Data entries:
● ● ● ● ●

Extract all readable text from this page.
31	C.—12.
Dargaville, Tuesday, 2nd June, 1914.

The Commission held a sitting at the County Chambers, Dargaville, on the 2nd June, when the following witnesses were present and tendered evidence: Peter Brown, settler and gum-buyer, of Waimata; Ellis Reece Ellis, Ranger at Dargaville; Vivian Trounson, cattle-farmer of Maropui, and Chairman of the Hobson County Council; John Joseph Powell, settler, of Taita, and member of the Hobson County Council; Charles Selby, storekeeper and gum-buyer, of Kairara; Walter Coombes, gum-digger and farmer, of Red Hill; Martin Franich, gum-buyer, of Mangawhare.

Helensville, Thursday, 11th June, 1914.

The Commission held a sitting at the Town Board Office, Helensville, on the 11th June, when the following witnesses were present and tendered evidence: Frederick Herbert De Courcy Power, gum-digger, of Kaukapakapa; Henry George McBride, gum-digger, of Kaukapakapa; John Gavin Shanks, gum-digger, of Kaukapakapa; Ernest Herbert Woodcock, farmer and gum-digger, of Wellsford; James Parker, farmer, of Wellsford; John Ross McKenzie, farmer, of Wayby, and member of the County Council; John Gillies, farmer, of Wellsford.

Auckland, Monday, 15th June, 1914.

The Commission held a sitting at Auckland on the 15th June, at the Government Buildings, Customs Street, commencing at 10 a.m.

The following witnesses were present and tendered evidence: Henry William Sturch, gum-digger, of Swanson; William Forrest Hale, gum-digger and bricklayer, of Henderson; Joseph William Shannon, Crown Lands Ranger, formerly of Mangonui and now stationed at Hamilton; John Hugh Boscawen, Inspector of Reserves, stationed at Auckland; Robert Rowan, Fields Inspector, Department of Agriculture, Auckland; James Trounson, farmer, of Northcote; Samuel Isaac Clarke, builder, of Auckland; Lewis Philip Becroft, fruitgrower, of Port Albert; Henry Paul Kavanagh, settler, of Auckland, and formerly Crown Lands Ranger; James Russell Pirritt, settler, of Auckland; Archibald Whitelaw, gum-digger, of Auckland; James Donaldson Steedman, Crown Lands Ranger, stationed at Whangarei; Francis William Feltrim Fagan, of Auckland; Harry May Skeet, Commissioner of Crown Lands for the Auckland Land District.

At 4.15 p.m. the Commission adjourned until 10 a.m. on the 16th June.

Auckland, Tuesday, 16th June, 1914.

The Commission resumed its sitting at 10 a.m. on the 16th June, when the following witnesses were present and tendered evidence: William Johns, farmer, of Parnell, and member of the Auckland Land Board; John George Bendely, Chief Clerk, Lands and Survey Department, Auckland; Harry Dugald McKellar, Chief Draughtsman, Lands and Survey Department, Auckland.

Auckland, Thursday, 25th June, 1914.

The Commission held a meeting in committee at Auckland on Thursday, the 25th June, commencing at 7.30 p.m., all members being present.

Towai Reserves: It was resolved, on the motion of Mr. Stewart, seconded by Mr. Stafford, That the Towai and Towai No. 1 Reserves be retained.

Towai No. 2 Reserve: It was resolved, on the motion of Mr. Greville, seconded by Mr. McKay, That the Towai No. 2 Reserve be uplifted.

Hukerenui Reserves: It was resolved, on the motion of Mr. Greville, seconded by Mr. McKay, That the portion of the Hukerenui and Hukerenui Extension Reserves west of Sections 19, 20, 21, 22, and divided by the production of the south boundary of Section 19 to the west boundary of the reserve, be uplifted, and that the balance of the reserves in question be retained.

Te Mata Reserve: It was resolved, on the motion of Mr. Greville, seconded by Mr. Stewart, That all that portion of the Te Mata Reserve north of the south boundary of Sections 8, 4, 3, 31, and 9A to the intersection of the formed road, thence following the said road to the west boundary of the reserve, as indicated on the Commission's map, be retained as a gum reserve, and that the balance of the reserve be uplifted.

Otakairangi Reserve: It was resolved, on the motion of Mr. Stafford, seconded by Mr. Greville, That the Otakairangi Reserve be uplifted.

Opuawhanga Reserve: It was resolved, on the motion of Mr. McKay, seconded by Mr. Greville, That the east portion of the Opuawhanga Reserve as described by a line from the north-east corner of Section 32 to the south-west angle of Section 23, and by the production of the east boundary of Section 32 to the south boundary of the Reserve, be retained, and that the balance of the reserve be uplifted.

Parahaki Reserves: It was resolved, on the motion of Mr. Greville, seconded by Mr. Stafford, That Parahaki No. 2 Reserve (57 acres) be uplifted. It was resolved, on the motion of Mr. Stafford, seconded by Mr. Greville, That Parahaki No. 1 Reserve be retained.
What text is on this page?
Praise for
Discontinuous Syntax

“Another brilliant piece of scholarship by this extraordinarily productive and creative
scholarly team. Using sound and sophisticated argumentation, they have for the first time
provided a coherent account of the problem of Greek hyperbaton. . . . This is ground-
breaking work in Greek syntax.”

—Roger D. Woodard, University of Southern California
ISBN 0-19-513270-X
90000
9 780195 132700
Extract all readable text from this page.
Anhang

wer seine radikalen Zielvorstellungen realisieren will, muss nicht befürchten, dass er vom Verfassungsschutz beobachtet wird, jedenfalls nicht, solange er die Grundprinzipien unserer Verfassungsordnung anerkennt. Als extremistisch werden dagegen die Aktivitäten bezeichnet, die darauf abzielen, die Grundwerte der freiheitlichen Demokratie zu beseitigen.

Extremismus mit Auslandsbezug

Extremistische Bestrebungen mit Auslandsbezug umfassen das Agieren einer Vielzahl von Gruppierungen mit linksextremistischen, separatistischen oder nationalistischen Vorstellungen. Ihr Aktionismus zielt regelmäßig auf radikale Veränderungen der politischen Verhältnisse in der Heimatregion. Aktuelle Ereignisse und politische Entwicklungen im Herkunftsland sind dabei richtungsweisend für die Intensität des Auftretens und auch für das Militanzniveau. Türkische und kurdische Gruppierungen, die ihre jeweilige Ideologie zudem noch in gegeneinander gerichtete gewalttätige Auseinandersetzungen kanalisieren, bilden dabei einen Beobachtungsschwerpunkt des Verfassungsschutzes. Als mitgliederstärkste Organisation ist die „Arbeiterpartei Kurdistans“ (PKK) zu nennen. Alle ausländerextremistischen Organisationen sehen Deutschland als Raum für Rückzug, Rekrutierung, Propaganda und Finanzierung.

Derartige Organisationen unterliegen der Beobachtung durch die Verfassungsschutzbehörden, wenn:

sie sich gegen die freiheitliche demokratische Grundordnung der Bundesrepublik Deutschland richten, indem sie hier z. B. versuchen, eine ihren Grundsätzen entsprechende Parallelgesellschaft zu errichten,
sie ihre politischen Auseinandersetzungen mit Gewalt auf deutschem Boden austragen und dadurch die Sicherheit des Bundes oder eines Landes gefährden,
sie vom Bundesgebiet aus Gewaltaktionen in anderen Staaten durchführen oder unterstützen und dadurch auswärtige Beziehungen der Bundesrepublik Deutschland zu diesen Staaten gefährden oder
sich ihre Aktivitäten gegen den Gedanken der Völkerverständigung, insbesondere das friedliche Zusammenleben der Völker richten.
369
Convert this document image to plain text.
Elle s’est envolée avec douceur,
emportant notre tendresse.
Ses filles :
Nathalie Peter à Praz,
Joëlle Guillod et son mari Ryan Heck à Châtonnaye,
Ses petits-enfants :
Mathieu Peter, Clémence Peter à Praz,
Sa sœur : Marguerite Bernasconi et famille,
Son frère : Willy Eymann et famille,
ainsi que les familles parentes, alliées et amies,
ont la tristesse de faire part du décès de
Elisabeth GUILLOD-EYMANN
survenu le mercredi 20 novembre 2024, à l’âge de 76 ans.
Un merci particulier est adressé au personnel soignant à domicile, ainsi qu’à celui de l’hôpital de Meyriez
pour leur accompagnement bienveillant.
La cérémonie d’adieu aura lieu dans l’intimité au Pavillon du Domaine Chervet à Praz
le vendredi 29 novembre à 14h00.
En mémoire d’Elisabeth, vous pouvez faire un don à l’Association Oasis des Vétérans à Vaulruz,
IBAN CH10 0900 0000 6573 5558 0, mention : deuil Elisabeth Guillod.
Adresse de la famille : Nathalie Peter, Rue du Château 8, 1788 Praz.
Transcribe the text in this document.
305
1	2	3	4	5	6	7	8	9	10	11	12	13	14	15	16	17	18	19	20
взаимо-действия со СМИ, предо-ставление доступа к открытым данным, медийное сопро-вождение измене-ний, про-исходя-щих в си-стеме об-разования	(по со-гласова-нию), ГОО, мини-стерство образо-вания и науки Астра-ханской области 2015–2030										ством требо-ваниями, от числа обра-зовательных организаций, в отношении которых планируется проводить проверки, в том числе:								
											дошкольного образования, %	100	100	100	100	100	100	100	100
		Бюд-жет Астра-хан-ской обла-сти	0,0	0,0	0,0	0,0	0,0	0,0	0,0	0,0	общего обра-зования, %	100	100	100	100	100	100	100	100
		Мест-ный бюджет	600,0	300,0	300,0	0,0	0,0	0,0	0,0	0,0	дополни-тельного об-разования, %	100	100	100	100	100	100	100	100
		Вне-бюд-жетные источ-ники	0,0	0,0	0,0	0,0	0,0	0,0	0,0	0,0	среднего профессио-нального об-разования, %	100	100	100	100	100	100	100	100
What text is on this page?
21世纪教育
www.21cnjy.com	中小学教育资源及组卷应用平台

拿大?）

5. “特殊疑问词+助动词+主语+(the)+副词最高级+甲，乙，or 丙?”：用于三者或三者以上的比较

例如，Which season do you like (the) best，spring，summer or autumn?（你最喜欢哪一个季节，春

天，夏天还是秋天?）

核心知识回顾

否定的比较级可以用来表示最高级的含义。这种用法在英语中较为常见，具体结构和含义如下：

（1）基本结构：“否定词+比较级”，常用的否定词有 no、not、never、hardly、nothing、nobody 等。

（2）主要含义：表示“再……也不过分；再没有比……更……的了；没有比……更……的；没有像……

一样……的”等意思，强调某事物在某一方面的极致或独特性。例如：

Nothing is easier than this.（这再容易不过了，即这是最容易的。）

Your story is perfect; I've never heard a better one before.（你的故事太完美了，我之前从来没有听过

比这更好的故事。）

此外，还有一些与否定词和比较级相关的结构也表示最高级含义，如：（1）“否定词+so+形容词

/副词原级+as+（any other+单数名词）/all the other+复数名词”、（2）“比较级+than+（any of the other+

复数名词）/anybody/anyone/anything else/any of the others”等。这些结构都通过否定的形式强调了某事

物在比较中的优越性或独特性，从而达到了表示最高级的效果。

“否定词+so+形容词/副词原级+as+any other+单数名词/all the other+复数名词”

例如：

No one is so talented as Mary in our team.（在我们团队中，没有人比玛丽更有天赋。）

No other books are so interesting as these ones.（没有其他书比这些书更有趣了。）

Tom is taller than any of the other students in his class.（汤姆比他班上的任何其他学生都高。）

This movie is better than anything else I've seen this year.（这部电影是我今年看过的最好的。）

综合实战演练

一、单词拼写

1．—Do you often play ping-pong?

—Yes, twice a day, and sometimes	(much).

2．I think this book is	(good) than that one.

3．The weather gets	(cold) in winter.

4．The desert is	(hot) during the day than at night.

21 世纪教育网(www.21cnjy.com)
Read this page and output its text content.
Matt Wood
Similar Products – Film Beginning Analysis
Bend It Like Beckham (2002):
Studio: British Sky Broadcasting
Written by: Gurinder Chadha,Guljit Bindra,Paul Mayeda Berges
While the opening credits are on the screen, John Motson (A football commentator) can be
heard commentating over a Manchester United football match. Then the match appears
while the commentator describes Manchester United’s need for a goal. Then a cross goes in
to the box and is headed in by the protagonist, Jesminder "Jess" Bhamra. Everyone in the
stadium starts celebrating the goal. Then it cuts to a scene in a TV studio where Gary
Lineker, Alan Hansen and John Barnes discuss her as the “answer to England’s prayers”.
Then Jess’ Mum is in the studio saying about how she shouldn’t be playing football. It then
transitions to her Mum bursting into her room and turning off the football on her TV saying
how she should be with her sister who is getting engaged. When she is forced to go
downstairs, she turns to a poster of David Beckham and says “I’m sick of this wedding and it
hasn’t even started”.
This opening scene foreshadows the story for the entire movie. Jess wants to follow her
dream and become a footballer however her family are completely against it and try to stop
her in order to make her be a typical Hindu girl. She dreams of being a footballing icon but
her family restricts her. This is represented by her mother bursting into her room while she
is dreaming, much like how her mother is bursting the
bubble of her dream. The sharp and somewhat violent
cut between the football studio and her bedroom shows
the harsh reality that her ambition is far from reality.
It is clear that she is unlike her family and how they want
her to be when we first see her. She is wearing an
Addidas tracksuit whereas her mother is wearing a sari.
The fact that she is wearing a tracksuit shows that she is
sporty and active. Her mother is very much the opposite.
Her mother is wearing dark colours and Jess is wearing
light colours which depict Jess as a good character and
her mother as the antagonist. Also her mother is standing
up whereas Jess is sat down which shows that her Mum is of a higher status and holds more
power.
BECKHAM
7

● ● ● ● ●

> [TASK DIRECTIONS]: Copy every line of the material in which the word "settler" occurs.

> [RESULT]:
The Commission held a sitting at the County Chambers, Dargaville, on the 2nd June, when the following witnesses were present and tendered evidence: Peter Brown, settler and gum-buyer, of Waimata; Ellis Reece Ellis, Ranger at Dargaville; Vivian Trounson, cattle-farmer of Maropui, and Chairman of the Hobson County Council; John Joseph Powell, settler, of Taita, and member of the Hobson County Council; Charles Selby, storekeeper and gum-buyer, of Kairara; Walter Coombes, gum-digger and farmer, of Red Hill; Martin Franich, gum-buyer, of Mangawhare.
The following witnesses were present and tendered evidence: Henry William Sturch, gum-digger, of Swanson; William Forrest Hale, gum-digger and bricklayer, of Henderson; Joseph William Shannon, Crown Lands Ranger, formerly of Mangonui and now stationed at Hamilton; John Hugh Boscawen, Inspector of Reserves, stationed at Auckland; Robert Rowan, Fields Inspector, Department of Agriculture, Auckland; James Trounson, farmer, of Northcote; Samuel Isaac Clarke, builder, of Auckland; Lewis Philip Becroft, fruitgrower, of Port Albert; Henry Paul Kavanagh, settler, of Auckland, and formerly Crown Lands Ranger; James Russell Pirritt, settler, of Auckland; Archibald Whitelaw, gum-digger, of Auckland; James Donaldson Steedman, Crown Lands Ranger, stationed at Whangarei; Francis William Feltrim Fagan, of Auckland; Harry May Skeet, Commissioner of Crown Lands for the Auckland Land District.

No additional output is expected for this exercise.